===== Material for the task

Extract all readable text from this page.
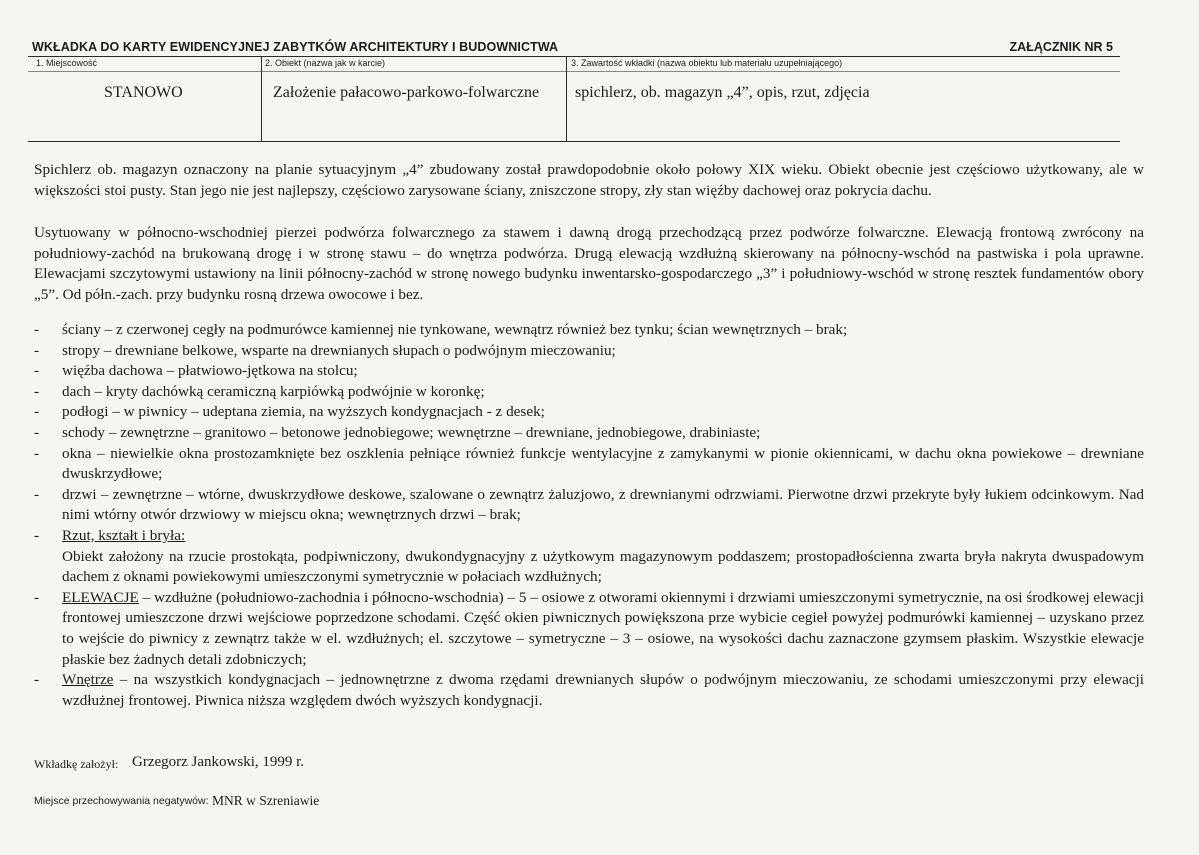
WKŁADKA DO KARTY EWIDENCYJNEJ ZABYTKÓW ARCHITEKTURY I BUDOWNICTWA	ZAŁĄCZNIK NR 5
1. Miejscowość
STANOWO
2. Obiekt (nazwa jak w karcie)
Założenie pałacowo-parkowo-folwarczne
3. Zawartość wkładki (nazwa obiektu lub materiału uzupełniającego)
spichlerz, ob. magazyn „4”, opis, rzut, zdjęcia

Spichlerz ob. magazyn oznaczony na planie sytuacyjnym „4” zbudowany został prawdopodobnie około połowy XIX wieku. Obiekt obecnie jest częściowo użytkowany, ale w większości stoi pusty. Stan jego nie jest najlepszy, częściowo zarysowane ściany, zniszczone stropy, zły stan więźby dachowej oraz pokrycia dachu.

Usytuowany w północno-wschodniej pierzei podwórza folwarcznego za stawem i dawną drogą przechodzącą przez podwórze folwarczne. Elewacją frontową zwrócony na południowy-zachód na brukowaną drogę i w stronę stawu – do wnętrza podwórza. Drugą elewacją wzdłużną skierowany na północny-wschód na pastwiska i pola uprawne. Elewacjami szczytowymi ustawiony na linii północny-zachód w stronę nowego budynku inwentarsko-gospodarczego „3” i południowy-wschód w stronę resztek fundamentów obory „5”. Od półn.-zach. przy budynku rosną drzewa owocowe i bez.

-	ściany – z czerwonej cegły na podmurówce kamiennej nie tynkowane, wewnątrz również bez tynku; ścian wewnętrznych – brak;
-	stropy – drewniane belkowe, wsparte na drewnianych słupach o podwójnym mieczowaniu;
-	więźba dachowa – płatwiowo-jętkowa na stolcu;
-	dach – kryty dachówką ceramiczną karpiówką podwójnie w koronkę;
-	podłogi – w piwnicy – udeptana ziemia, na wyższych kondygnacjach - z desek;
-	schody – zewnętrzne – granitowo – betonowe jednobiegowe; wewnętrzne – drewniane, jednobiegowe, drabiniaste;
-	okna – niewielkie okna prostozamknięte bez oszklenia pełniące również funkcje wentylacyjne z zamykanymi w pionie okiennicami, w dachu okna powiekowe – drewniane dwuskrzydłowe;
-	drzwi – zewnętrzne – wtórne, dwuskrzydłowe deskowe, szalowane o zewnątrz żaluzjowo, z drewnianymi odrzwiami. Pierwotne drzwi przekryte były łukiem odcinkowym. Nad nimi wtórny otwór drzwiowy w miejscu okna; wewnętrznych drzwi – brak;
-	Rzut, kształt i bryła:
Obiekt założony na rzucie prostokąta, podpiwniczony, dwukondygnacyjny z użytkowym magazynowym poddaszem; prostopadłościenna zwarta bryła nakryta dwuspadowym dachem z oknami powiekowymi umieszczonymi symetrycznie w połaciach wzdłużnych;
-	ELEWACJE – wzdłużne (południowo-zachodnia i północno-wschodnia) – 5 – osiowe z otworami okiennymi i drzwiami umieszczonymi symetrycznie, na osi środkowej elewacji frontowej umieszczone drzwi wejściowe poprzedzone schodami. Część okien piwnicznych powiększona prze wybicie cegieł powyżej podmurówki kamiennej – uzyskano przez to wejście do piwnicy z zewnątrz także w el. wzdłużnych; el. szczytowe – symetryczne – 3 – osiowe, na wysokości dachu zaznaczone gzymsem płaskim. Wszystkie elewacje płaskie bez żadnych detali zdobniczych;
-	Wnętrze – na wszystkich kondygnacjach – jednownętrzne z dwoma rzędami drewnianych słupów o podwójnym mieczowaniu, ze schodami umieszczonymi przy elewacji wzdłużnej frontowej. Piwnica niższa względem dwóch wyższych kondygnacji.
Wkładkę założył: Grzegorz Jankowski, 1999 r.
Miejsce przechowywania negatywów: MNR w Szreniawie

==========

◆ **Your objective**: Transcribe all the records above word for word, without their images.

◆ **Output for this task**:
Extract all readable text from this page.
WKŁADKA DO KARTY EWIDENCYJNEJ ZABYTKÓW ARCHITEKTURY I BUDOWNICTWA	ZAŁĄCZNIK NR 5
1. Miejscowość
STANOWO
2. Obiekt (nazwa jak w karcie)
Założenie pałacowo-parkowo-folwarczne
3. Zawartość wkładki (nazwa obiektu lub materiału uzupełniającego)
spichlerz, ob. magazyn „4”, opis, rzut, zdjęcia

Spichlerz ob. magazyn oznaczony na planie sytuacyjnym „4” zbudowany został prawdopodobnie około połowy XIX wieku. Obiekt obecnie jest częściowo użytkowany, ale w większości stoi pusty. Stan jego nie jest najlepszy, częściowo zarysowane ściany, zniszczone stropy, zły stan więźby dachowej oraz pokrycia dachu.

Usytuowany w północno-wschodniej pierzei podwórza folwarcznego za stawem i dawną drogą przechodzącą przez podwórze folwarczne. Elewacją frontową zwrócony na południowy-zachód na brukowaną drogę i w stronę stawu – do wnętrza podwórza. Drugą elewacją wzdłużną skierowany na północny-wschód na pastwiska i pola uprawne. Elewacjami szczytowymi ustawiony na linii północny-zachód w stronę nowego budynku inwentarsko-gospodarczego „3” i południowy-wschód w stronę resztek fundamentów obory „5”. Od półn.-zach. przy budynku rosną drzewa owocowe i bez.

-	ściany – z czerwonej cegły na podmurówce kamiennej nie tynkowane, wewnątrz również bez tynku; ścian wewnętrznych – brak;
-	stropy – drewniane belkowe, wsparte na drewnianych słupach o podwójnym mieczowaniu;
-	więźba dachowa – płatwiowo-jętkowa na stolcu;
-	dach – kryty dachówką ceramiczną karpiówką podwójnie w koronkę;
-	podłogi – w piwnicy – udeptana ziemia, na wyższych kondygnacjach - z desek;
-	schody – zewnętrzne – granitowo – betonowe jednobiegowe; wewnętrzne – drewniane, jednobiegowe, drabiniaste;
-	okna – niewielkie okna prostozamknięte bez oszklenia pełniące również funkcje wentylacyjne z zamykanymi w pionie okiennicami, w dachu okna powiekowe – drewniane dwuskrzydłowe;
-	drzwi – zewnętrzne – wtórne, dwuskrzydłowe deskowe, szalowane o zewnątrz żaluzjowo, z drewnianymi odrzwiami. Pierwotne drzwi przekryte były łukiem odcinkowym. Nad nimi wtórny otwór drzwiowy w miejscu okna; wewnętrznych drzwi – brak;
-	Rzut, kształt i bryła:
Obiekt założony na rzucie prostokąta, podpiwniczony, dwukondygnacyjny z użytkowym magazynowym poddaszem; prostopadłościenna zwarta bryła nakryta dwuspadowym dachem z oknami powiekowymi umieszczonymi symetrycznie w połaciach wzdłużnych;
-	ELEWACJE – wzdłużne (południowo-zachodnia i północno-wschodnia) – 5 – osiowe z otworami okiennymi i drzwiami umieszczonymi symetrycznie, na osi środkowej elewacji frontowej umieszczone drzwi wejściowe poprzedzone schodami. Część okien piwnicznych powiększona prze wybicie cegieł powyżej podmurówki kamiennej – uzyskano przez to wejście do piwnicy z zewnątrz także w el. wzdłużnych; el. szczytowe – symetryczne – 3 – osiowe, na wysokości dachu zaznaczone gzymsem płaskim. Wszystkie elewacje płaskie bez żadnych detali zdobniczych;
-	Wnętrze – na wszystkich kondygnacjach – jednownętrzne z dwoma rzędami drewnianych słupów o podwójnym mieczowaniu, ze schodami umieszczonymi przy elewacji wzdłużnej frontowej. Piwnica niższa względem dwóch wyższych kondygnacji.
Wkładkę założył: Grzegorz Jankowski, 1999 r.
Miejsce przechowywania negatywów: MNR w Szreniawie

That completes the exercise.